EXERCISE OBJECTIVE
Make a tally of the lines in the records that include the string "cargas", and give only that number.

RECORDS FOR THIS EXERCISE

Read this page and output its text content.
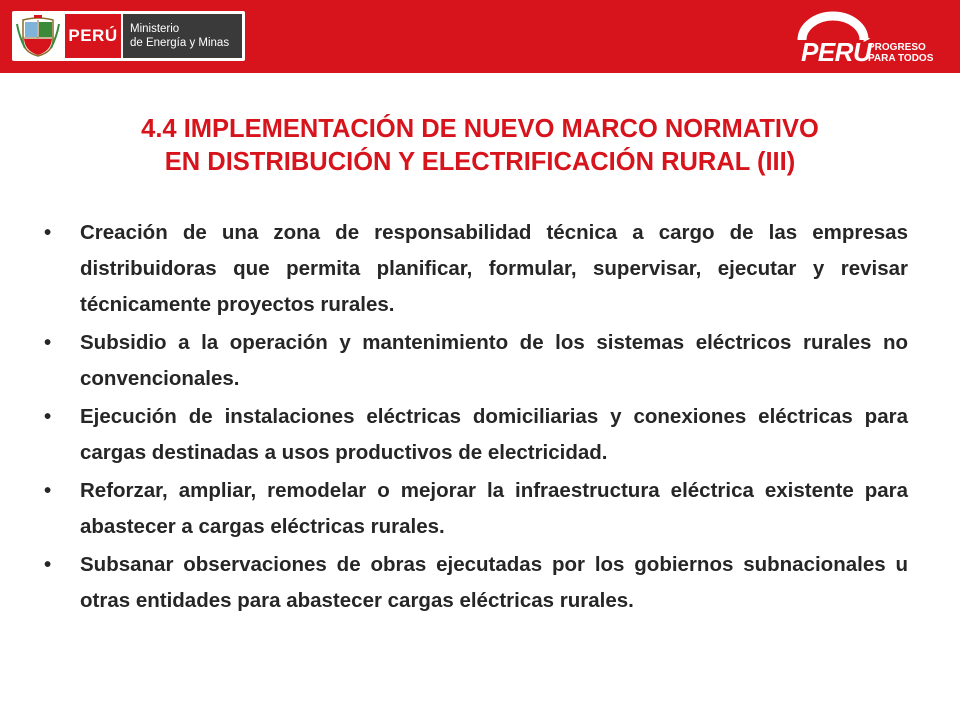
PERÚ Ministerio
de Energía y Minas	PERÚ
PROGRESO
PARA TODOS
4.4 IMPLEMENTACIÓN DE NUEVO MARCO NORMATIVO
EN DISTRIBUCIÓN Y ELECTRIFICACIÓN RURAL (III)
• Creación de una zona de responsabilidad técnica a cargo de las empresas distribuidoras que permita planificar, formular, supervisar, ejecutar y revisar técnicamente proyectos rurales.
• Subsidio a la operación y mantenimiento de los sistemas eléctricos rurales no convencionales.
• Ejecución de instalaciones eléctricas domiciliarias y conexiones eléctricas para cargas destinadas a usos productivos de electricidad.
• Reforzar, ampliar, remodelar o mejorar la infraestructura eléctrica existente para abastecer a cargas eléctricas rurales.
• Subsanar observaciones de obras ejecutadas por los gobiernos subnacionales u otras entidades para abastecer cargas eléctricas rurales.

--

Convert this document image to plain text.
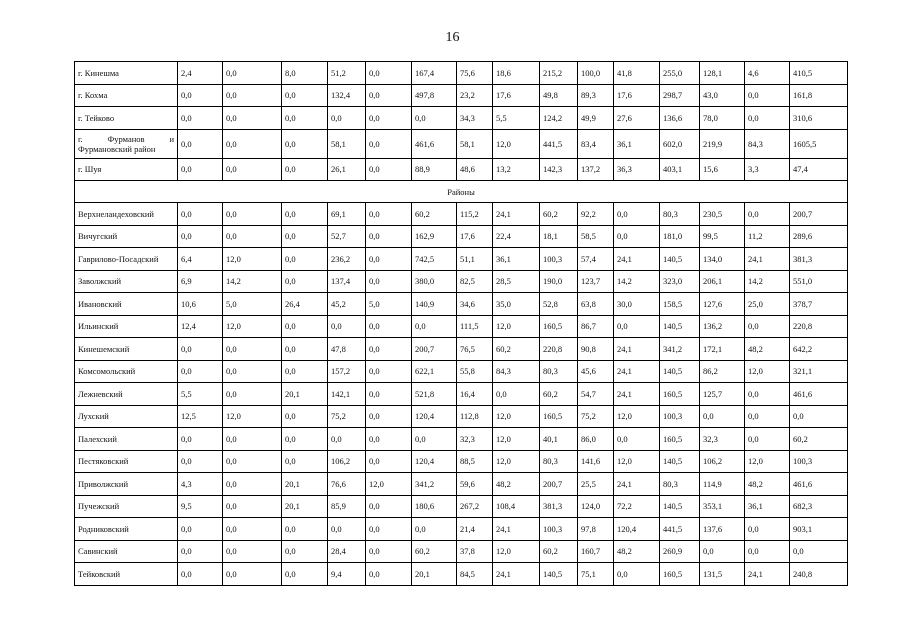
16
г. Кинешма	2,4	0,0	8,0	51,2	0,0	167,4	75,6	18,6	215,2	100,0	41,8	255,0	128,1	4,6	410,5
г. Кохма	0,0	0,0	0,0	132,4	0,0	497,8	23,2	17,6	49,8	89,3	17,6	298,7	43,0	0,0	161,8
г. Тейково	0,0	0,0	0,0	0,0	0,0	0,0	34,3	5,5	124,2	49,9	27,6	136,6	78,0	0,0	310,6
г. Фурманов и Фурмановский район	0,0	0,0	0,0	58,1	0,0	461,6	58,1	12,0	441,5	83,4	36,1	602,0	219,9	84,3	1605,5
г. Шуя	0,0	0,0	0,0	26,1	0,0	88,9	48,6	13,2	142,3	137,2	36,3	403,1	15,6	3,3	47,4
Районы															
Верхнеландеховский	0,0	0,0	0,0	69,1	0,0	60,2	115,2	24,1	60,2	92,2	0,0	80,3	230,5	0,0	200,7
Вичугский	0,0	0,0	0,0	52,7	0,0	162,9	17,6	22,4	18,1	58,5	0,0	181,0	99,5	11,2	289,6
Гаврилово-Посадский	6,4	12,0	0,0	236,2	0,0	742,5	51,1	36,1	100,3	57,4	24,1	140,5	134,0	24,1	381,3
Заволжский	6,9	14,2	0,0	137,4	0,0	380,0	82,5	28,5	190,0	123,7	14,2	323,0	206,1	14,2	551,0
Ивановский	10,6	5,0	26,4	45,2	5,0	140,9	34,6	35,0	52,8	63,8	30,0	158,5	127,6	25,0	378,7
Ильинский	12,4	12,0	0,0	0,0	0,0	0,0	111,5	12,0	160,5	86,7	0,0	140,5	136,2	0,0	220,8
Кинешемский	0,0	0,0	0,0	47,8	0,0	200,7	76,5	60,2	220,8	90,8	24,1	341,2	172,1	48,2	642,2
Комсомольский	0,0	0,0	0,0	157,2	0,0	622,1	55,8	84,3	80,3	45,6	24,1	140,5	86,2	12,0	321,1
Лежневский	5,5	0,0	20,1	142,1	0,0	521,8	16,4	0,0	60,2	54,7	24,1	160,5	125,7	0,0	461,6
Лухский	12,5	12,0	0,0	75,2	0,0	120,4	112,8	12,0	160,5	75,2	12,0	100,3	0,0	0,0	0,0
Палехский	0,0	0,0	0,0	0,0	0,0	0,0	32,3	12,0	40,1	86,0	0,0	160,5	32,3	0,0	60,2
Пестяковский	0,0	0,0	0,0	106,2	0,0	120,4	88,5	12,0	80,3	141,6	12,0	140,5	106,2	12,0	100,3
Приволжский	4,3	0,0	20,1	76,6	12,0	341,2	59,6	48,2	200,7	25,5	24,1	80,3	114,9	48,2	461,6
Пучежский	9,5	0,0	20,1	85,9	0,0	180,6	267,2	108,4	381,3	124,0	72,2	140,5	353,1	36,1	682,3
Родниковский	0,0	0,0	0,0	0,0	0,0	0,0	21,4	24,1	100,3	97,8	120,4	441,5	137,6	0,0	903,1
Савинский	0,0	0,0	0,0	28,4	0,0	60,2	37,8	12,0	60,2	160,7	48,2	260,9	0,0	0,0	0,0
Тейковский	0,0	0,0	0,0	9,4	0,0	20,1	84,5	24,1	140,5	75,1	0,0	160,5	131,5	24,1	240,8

CORRECT ANSWER
3